| Short exercise 1 |
List every actor named in the film review below.

| Extract provided |
The early scenes of Peter discovering and testing his abilities (with a funny, fan-pleasing moment when he tries to figure out how to make his wrists shoot webs) are enjoyable, like any Hero Learns the Ropes montage. And Peter’s first draft of what will become the red-and-blue Spider-Man togs is a terrific sight gag. But Peter becomes too virtuosic too quickly; before long, the computers take over and we’re watching a bits-and-bytes Spider-Man swing and zip all over the city. The people in his personal life — his devoted Aunt May (Rosemary Harris) and his legendarily doomed Uncle Ben (Cliff Robertson) — take a back seat, and the movie becomes about the clash between Spider-Man and evil genius Norman Osborn (Willem Dafoe), who turns himself into the cackling Green Goblin in response to being ousted from his own corporation.

Dafoe has one wonderfully creepy moment when he achieves a perfect comic-book facial expression of complete megalomaniacal derangement. It makes you miss him all the more when he’s lost under the motionless Green Goblin mask, and when he’s up against Spider-Man you’re watching two guys in masks, as if the movie were history’s most expensive Halloween party. Maguire is appealing in his early, dweeby scenes, and Kirsten Dunst gets a gently teasing rhythm going with him, but you keep thinking they’ve both been in richer stuff than this. If the press is to be believed, you’re going to see a lot more fine actors collecting paychecks in these superhero thrill rides; they make the rides smoother, but they get turned into action figures.

| Short exercise 2 |
Lay out the listing as a Markdown table with the columns "Number" and "Listing line," starting with its first line and going on through the line with "1039, 889, 1063]", both included.

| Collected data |
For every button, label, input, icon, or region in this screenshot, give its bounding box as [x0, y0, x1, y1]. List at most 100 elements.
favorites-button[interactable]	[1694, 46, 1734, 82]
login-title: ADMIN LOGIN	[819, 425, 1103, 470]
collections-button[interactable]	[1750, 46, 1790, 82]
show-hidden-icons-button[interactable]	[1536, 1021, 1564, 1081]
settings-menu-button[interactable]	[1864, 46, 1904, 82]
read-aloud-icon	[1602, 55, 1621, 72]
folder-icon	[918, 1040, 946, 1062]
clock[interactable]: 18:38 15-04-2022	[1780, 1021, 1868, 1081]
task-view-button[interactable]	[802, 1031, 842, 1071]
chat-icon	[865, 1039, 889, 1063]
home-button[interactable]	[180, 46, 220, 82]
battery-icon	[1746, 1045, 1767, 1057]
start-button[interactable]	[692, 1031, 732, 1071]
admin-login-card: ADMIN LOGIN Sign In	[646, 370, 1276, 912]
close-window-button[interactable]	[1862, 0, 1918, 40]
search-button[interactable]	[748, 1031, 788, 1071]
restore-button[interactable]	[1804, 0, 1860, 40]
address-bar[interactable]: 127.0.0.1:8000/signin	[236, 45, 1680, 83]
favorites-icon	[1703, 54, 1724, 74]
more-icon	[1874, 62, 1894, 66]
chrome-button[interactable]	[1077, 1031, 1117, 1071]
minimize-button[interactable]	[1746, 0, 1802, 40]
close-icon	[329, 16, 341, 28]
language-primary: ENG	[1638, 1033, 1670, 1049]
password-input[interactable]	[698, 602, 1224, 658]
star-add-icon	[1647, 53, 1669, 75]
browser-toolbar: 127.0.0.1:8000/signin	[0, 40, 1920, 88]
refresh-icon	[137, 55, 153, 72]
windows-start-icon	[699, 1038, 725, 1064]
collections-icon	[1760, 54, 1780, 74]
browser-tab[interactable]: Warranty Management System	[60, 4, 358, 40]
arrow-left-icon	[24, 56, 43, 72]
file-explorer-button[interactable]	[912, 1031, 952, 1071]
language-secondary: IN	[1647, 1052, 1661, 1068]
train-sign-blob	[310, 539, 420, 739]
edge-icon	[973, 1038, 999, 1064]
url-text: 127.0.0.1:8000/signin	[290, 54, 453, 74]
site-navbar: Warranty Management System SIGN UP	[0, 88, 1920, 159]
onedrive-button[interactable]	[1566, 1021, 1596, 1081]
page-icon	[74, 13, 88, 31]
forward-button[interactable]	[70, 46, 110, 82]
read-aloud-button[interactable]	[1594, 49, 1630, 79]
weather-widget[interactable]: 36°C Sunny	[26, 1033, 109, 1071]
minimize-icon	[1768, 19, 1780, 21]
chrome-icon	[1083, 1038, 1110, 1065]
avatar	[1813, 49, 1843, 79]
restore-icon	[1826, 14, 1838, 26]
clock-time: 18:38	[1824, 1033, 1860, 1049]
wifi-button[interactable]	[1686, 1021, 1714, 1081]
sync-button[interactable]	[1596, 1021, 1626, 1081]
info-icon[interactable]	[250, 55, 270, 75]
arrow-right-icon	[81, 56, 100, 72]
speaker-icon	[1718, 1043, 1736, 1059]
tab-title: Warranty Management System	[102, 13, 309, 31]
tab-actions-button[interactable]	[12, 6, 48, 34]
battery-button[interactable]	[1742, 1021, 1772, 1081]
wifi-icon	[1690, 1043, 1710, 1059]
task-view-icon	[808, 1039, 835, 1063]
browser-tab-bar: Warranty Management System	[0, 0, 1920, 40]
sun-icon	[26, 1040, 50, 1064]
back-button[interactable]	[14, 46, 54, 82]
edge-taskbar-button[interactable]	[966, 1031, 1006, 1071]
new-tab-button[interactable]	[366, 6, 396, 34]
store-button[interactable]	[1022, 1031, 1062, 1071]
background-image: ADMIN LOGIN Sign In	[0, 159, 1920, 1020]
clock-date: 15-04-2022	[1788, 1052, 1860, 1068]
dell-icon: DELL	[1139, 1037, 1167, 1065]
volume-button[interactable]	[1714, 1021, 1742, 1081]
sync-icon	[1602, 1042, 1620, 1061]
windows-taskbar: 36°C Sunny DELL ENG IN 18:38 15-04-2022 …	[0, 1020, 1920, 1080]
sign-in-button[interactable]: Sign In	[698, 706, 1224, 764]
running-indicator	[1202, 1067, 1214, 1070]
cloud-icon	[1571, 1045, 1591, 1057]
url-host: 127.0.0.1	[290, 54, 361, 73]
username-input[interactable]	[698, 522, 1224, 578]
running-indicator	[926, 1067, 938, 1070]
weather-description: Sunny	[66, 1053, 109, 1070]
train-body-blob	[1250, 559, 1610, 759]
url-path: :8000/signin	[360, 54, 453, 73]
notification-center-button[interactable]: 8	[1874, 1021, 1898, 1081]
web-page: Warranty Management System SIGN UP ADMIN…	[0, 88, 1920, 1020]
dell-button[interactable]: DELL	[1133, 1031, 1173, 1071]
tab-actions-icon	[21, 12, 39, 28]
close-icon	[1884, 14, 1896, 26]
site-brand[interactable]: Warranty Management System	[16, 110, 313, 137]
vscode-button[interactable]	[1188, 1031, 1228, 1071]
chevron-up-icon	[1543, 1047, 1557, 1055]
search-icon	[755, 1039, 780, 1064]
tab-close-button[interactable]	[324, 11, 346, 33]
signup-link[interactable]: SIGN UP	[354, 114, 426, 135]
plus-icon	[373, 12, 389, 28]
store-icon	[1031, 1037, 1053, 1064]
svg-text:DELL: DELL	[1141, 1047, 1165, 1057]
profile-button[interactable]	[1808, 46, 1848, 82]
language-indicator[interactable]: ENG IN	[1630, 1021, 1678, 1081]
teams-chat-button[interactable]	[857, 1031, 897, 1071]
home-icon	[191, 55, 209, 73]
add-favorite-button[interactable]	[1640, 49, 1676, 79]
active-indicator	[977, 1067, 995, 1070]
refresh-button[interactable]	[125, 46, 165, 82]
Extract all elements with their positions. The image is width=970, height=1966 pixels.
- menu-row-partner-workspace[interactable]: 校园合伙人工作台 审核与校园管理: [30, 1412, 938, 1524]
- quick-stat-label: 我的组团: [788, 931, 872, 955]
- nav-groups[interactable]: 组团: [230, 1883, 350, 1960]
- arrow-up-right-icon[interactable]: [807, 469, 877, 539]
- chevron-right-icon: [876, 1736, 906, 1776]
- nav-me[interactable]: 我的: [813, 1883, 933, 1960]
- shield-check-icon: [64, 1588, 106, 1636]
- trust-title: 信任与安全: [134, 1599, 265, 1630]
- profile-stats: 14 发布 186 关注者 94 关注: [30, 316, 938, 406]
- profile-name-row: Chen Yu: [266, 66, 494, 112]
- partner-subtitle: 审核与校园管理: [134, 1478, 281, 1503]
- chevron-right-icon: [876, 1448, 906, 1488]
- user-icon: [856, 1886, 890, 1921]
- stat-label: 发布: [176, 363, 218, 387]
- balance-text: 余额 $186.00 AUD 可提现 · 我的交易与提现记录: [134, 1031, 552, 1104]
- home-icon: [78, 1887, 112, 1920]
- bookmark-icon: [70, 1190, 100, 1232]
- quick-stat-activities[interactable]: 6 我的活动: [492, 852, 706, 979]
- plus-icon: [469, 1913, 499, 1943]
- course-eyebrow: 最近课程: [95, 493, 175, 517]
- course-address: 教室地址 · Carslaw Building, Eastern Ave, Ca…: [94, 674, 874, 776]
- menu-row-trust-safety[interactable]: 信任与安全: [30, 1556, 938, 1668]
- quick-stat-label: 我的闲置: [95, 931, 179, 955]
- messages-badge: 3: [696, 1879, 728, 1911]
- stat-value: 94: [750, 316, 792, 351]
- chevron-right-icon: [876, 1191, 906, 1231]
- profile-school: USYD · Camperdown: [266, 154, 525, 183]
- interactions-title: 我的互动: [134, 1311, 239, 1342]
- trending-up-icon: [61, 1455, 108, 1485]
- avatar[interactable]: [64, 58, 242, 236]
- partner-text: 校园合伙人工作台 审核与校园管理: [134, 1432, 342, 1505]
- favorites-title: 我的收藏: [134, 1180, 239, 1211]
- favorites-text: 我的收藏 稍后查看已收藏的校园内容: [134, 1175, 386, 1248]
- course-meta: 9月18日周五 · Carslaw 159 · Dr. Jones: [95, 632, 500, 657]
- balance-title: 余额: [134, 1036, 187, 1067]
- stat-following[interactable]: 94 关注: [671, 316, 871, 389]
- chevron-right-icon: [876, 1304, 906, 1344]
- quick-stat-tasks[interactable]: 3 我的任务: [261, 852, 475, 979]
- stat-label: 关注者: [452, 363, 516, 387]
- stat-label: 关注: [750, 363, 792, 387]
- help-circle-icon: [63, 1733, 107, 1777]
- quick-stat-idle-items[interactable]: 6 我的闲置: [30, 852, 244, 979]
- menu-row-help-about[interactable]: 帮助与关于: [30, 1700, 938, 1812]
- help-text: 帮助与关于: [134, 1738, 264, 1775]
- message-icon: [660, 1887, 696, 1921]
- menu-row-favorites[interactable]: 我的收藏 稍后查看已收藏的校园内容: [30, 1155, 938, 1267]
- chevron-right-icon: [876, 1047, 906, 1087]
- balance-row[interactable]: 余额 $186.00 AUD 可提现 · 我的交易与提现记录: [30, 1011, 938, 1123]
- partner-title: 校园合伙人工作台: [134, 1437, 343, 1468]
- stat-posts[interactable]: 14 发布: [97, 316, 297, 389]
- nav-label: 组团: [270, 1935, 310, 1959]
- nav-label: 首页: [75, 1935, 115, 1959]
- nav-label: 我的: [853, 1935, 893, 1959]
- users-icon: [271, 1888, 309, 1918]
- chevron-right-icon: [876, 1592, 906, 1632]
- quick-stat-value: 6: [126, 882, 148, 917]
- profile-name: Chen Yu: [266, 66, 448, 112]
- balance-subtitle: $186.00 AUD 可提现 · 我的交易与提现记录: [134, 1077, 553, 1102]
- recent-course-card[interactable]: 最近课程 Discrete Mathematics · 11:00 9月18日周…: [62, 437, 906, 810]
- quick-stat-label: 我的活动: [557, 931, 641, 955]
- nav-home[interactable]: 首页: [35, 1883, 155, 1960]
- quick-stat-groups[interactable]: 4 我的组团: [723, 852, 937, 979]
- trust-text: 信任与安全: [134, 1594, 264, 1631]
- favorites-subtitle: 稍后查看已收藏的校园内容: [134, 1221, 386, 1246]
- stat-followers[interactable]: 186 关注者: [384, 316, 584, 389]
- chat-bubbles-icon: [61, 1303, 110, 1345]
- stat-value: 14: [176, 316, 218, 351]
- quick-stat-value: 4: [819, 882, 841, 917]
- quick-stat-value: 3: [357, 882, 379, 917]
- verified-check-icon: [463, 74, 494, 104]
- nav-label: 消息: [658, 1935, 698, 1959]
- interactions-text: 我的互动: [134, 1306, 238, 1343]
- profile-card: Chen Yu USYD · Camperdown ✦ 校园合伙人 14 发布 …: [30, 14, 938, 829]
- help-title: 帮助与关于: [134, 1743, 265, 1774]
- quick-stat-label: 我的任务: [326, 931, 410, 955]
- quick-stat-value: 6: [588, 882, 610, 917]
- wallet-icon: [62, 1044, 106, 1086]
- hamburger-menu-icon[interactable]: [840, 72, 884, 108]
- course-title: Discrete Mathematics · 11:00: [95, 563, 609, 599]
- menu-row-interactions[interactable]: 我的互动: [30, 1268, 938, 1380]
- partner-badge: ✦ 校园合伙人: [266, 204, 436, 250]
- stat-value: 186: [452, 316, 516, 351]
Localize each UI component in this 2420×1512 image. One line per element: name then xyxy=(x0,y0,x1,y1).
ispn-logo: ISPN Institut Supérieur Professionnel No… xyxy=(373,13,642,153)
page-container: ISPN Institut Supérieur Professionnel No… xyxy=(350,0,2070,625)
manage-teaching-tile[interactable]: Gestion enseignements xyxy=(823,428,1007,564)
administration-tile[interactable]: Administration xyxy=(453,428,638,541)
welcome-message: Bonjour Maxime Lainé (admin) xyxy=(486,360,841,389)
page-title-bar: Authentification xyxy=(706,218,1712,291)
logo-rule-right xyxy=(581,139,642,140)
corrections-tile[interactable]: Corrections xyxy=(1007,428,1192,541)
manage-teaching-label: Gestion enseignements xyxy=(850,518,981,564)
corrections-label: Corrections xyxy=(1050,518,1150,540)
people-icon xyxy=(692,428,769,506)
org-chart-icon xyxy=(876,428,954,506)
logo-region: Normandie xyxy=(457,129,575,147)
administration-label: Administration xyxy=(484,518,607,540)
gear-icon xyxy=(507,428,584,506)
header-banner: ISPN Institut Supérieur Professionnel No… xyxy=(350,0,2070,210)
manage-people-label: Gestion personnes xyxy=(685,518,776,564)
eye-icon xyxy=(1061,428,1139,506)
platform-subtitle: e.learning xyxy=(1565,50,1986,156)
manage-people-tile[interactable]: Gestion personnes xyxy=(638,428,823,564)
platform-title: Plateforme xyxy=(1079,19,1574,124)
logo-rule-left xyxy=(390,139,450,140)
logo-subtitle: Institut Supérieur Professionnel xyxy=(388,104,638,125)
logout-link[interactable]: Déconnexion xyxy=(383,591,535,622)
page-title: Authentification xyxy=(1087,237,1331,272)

| Correct result 1 |
Rosemary Harris, Cliff Robertson, Willem Dafoe, Maguire, Kirsten Dunst

| Correct result 2 |
| Number | Listing line |
|---|---|
| 1 | For every button, label, input, icon, or region in this screenshot, give its bounding box as [x0, y0, x1, y1]. List at most 100 elements. |
| 2 | favorites-button[interactable]	[1694, 46, 1734, 82] |
| 3 | login-title: ADMIN LOGIN	[819, 425, 1103, 470] |
| 4 | collections-button[interactable]	[1750, 46, 1790, 82] |
| 5 | show-hidden-icons-button[interactable]	[1536, 1021, 1564, 1081] |
| 6 | settings-menu-button[interactable]	[1864, 46, 1904, 82] |
| 7 | read-aloud-icon	[1602, 55, 1621, 72] |
| 8 | folder-icon	[918, 1040, 946, 1062] |
| 9 | clock[interactable]: 18:38 15-04-2022	[1780, 1021, 1868, 1081] |
| 10 | task-view-button[interactable]	[802, 1031, 842, 1071] |
| 11 | chat-icon	[865, 1039, 889, 1063] |